[Entries from a page text collection]

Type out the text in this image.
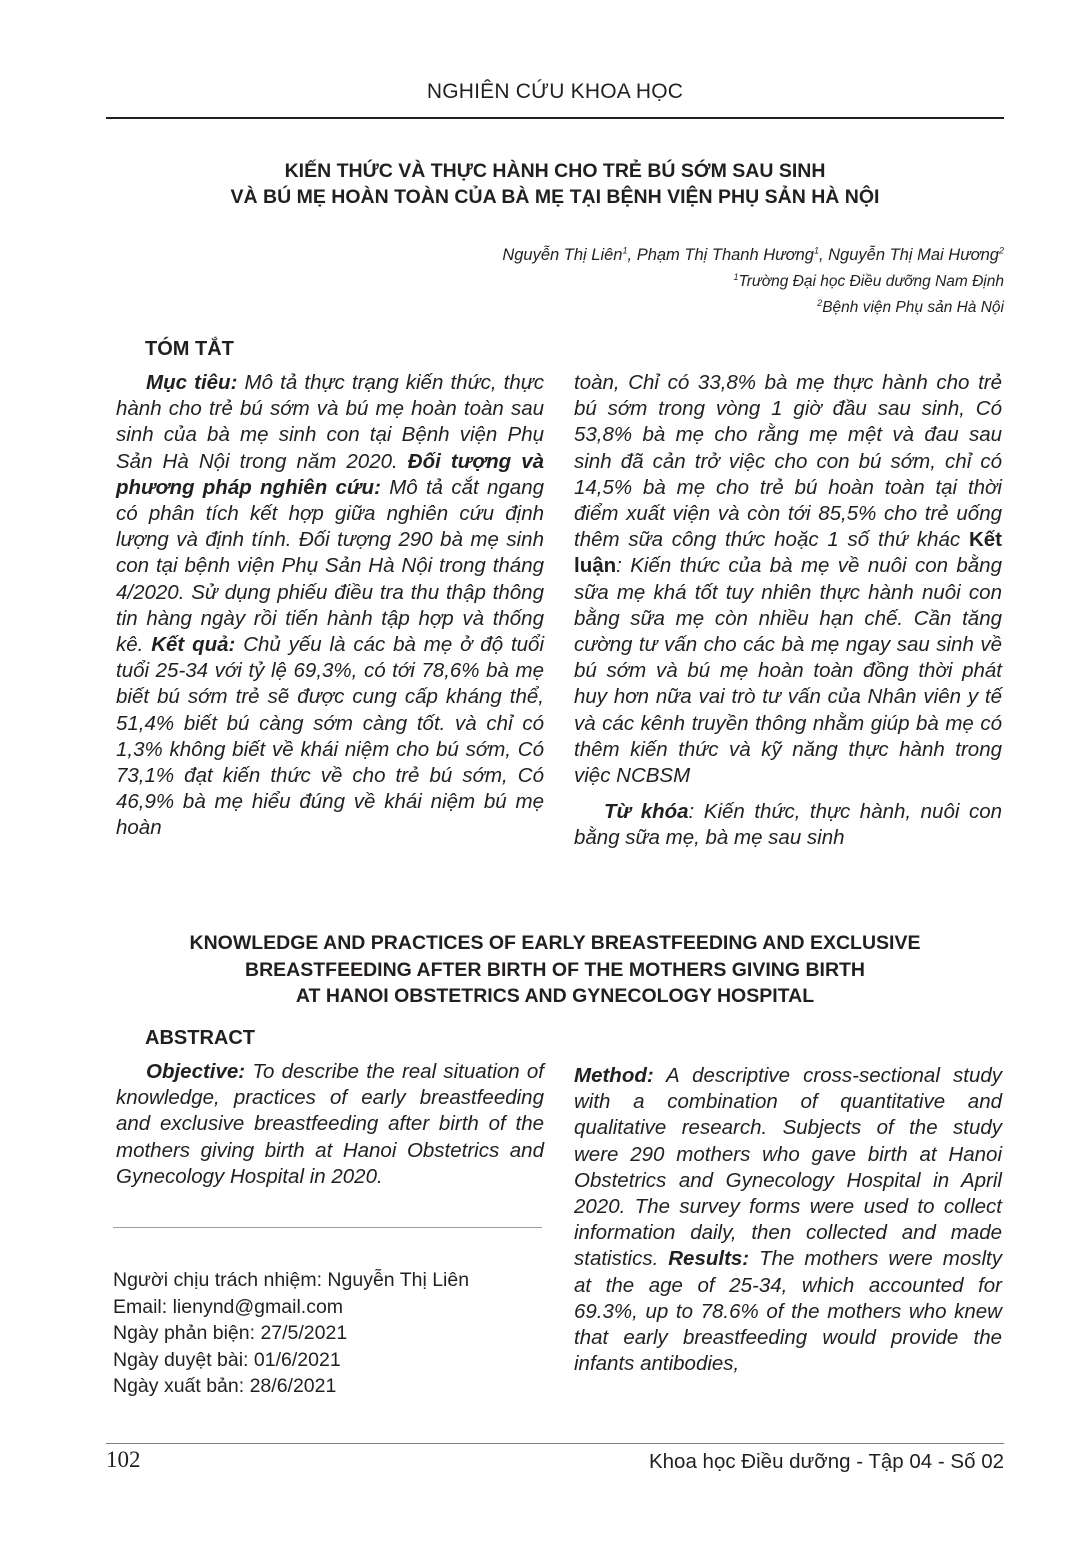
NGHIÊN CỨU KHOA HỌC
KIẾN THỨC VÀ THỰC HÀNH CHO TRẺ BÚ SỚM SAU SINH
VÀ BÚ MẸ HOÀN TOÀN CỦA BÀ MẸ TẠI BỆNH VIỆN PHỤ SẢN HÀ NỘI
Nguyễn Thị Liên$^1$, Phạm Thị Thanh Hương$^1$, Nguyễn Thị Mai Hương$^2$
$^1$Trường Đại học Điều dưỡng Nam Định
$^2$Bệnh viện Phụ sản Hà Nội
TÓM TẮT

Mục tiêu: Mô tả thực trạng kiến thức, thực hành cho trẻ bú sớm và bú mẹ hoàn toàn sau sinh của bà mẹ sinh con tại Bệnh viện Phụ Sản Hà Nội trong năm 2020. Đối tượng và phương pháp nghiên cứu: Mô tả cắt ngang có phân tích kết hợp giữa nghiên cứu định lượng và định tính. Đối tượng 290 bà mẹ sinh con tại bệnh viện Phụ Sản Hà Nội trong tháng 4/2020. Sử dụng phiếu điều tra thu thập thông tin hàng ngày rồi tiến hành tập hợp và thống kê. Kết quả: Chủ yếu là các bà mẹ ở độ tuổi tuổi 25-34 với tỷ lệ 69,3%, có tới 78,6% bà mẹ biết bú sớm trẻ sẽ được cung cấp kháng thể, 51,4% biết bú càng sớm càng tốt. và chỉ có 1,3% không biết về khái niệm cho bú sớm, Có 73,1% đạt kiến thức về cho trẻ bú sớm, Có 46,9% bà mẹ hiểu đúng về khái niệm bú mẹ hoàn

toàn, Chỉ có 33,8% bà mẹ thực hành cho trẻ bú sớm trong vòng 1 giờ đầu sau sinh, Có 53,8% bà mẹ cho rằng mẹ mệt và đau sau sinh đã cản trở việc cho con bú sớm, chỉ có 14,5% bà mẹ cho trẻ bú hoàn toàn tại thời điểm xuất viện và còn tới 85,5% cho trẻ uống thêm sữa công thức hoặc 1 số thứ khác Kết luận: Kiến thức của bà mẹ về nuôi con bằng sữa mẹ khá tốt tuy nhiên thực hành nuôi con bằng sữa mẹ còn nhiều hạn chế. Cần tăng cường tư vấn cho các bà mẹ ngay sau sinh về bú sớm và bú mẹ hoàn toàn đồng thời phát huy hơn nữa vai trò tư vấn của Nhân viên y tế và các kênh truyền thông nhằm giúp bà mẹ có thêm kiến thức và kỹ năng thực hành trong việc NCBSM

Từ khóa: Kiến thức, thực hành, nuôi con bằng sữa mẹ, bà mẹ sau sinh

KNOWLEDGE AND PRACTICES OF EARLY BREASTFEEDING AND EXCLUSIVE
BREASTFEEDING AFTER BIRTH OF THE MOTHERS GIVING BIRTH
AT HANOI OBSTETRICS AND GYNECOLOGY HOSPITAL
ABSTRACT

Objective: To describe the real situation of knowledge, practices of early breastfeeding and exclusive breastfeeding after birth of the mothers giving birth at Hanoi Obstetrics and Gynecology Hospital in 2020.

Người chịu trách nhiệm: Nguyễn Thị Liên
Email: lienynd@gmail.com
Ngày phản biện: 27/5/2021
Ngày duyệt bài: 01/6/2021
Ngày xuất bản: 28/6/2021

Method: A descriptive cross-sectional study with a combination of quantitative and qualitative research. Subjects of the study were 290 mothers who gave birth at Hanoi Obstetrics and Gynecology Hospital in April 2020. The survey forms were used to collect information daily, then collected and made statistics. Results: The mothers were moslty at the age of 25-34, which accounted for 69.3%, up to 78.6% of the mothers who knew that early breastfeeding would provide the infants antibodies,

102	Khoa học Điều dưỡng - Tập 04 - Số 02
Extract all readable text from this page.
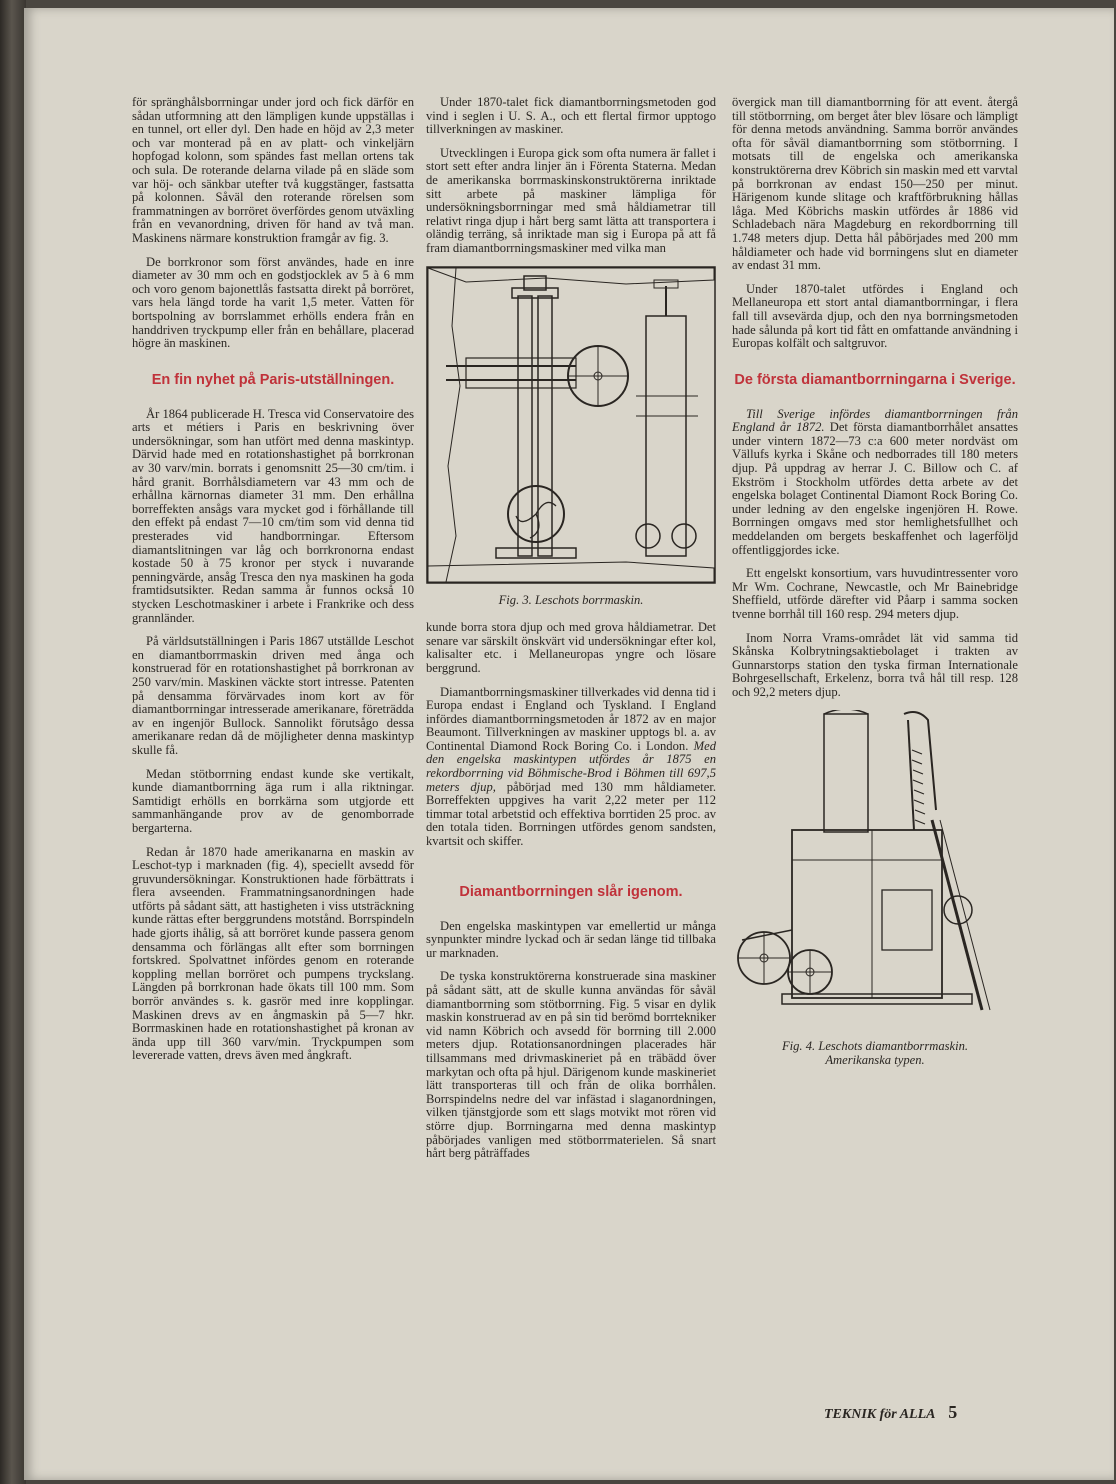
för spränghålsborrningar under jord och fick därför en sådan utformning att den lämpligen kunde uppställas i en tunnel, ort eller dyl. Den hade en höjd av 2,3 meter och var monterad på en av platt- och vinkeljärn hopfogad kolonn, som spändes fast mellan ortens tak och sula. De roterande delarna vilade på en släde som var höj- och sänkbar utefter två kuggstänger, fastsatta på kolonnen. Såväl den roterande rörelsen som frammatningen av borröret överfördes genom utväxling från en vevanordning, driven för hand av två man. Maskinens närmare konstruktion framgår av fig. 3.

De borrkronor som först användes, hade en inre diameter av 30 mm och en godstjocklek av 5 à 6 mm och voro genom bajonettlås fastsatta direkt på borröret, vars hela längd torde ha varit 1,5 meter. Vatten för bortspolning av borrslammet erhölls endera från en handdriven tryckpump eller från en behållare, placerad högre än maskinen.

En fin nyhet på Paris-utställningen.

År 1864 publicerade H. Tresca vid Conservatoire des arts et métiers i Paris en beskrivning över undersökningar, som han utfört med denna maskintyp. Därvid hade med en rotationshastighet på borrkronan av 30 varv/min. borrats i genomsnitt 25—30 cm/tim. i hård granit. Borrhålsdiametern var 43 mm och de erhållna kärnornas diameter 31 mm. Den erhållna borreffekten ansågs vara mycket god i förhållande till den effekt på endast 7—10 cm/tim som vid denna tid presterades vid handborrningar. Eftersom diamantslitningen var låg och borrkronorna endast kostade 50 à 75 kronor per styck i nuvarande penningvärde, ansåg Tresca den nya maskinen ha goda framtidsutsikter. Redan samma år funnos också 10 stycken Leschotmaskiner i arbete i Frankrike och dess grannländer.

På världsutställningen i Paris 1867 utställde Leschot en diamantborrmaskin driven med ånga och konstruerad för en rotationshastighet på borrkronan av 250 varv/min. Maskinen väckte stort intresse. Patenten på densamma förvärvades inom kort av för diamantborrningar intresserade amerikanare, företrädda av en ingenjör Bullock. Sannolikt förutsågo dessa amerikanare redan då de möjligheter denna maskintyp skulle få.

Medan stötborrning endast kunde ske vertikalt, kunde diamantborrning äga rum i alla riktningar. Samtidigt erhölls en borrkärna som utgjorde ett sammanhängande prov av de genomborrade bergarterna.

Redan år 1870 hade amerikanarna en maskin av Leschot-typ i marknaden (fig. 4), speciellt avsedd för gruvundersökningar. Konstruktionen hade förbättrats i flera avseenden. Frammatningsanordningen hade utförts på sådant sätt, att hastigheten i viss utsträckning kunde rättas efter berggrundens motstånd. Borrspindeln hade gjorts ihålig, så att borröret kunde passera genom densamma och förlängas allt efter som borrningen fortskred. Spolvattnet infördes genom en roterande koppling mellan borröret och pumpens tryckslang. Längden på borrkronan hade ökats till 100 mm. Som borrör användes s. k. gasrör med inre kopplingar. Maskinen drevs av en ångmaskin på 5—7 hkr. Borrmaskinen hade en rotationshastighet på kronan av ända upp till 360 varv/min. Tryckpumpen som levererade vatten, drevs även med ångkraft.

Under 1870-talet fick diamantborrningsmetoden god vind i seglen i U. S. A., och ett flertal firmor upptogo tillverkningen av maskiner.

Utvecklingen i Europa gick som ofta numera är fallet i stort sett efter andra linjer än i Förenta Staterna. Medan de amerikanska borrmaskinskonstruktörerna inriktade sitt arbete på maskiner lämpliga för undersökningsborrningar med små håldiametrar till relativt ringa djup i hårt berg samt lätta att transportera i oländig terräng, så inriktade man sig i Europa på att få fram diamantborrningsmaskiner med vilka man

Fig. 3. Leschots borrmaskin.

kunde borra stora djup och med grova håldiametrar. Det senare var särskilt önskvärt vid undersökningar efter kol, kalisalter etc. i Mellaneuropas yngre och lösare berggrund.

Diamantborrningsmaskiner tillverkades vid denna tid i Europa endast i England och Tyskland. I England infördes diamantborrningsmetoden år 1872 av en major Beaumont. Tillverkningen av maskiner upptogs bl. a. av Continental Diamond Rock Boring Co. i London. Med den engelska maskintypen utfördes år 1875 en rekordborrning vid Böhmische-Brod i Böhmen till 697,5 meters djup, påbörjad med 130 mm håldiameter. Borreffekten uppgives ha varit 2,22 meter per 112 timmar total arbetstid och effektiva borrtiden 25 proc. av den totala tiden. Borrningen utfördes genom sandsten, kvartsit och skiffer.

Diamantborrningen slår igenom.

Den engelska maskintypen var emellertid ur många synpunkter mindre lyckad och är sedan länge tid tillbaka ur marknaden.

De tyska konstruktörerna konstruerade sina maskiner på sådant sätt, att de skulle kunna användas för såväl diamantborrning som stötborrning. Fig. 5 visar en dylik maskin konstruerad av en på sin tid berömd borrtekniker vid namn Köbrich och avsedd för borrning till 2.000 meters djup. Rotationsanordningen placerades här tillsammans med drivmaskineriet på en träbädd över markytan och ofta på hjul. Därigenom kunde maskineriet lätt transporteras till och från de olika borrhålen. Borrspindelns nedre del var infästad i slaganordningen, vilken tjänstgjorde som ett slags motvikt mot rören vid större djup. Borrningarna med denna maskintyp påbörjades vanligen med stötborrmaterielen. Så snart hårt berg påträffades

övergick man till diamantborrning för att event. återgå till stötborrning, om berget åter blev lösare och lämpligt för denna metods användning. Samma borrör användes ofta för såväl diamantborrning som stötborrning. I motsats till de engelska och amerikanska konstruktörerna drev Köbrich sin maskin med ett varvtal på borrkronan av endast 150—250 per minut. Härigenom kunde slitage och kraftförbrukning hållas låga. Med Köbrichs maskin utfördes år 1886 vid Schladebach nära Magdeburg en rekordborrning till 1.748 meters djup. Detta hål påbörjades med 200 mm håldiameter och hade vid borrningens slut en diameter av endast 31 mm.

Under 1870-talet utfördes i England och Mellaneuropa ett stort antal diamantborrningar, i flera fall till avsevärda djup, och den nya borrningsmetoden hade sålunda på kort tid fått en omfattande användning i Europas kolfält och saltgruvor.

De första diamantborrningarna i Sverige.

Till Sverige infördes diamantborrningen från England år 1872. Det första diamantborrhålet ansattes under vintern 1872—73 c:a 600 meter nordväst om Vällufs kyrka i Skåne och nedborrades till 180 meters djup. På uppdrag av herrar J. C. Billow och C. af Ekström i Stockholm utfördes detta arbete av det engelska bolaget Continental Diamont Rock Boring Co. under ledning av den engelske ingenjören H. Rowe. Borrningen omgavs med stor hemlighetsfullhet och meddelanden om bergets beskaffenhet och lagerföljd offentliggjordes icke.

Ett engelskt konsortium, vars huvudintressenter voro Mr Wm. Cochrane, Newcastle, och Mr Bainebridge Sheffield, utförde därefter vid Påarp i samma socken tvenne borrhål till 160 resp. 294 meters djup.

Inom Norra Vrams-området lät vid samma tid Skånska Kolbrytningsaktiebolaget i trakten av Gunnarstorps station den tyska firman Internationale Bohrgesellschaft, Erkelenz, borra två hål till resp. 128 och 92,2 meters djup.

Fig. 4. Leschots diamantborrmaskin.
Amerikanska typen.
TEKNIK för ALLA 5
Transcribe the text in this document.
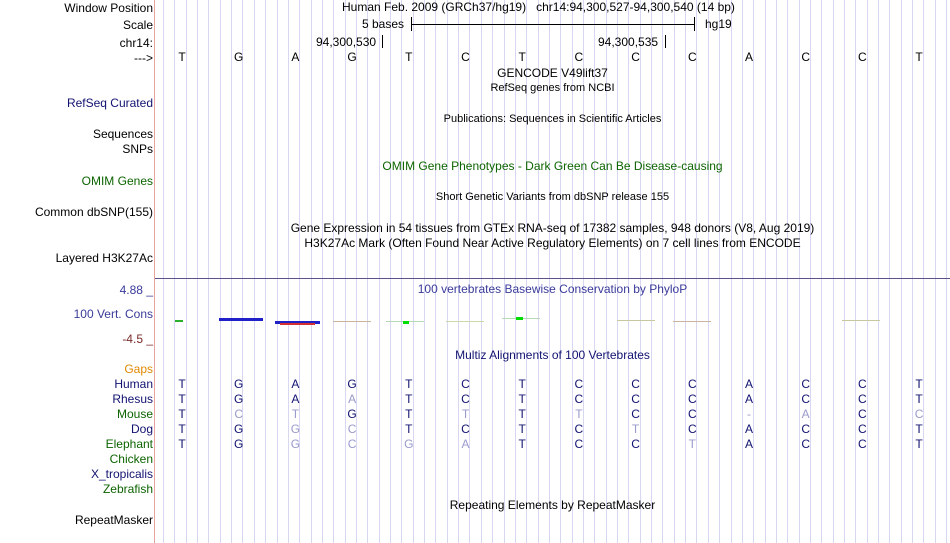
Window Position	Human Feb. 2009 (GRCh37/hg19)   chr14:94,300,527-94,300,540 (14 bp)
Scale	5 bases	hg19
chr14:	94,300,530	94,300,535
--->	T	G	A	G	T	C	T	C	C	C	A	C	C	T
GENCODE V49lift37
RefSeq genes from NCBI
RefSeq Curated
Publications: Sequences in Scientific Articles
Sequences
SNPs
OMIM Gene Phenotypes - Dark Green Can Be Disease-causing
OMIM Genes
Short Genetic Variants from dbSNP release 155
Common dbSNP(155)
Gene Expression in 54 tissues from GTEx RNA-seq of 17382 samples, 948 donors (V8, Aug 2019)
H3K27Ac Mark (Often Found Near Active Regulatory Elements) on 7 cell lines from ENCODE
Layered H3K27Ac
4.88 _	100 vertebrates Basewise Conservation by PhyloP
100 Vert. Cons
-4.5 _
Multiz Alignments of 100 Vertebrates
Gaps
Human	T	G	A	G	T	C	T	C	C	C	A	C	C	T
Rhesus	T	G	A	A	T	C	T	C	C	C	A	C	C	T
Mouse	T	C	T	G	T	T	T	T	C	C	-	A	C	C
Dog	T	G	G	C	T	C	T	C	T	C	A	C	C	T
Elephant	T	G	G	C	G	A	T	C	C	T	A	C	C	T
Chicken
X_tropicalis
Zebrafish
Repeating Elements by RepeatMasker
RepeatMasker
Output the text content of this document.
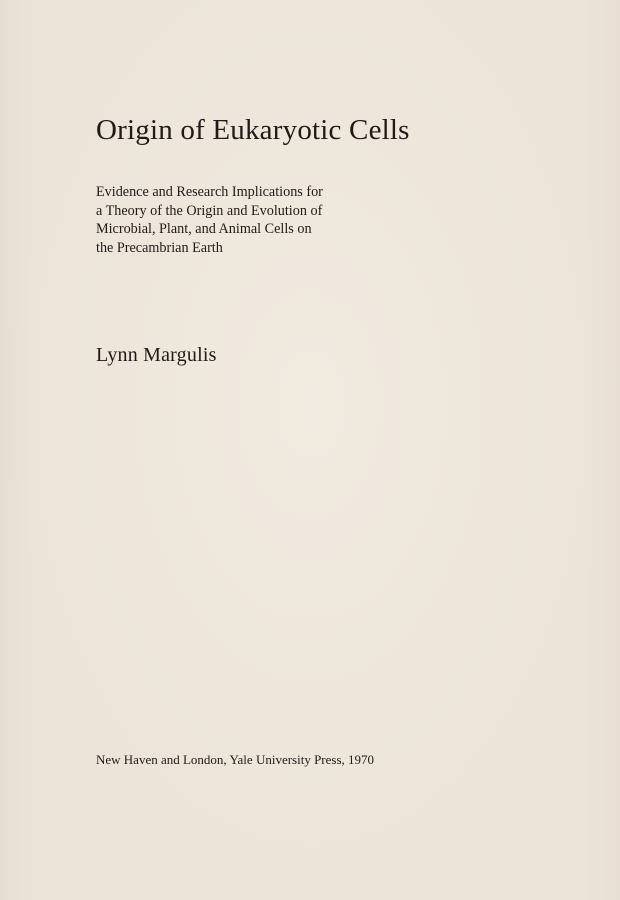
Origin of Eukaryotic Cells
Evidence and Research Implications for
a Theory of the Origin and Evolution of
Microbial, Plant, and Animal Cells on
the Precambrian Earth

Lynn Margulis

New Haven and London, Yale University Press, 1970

* Problem description
Each line above that contains the word "Human" should be copied.

* Answer box
Window Position	Human Feb. 2009 (GRCh37/hg19)   chr14:94,300,527-94,300,540 (14 bp)
Human	T	G	A	G	T	C	T	C	C	C	A	C	C	T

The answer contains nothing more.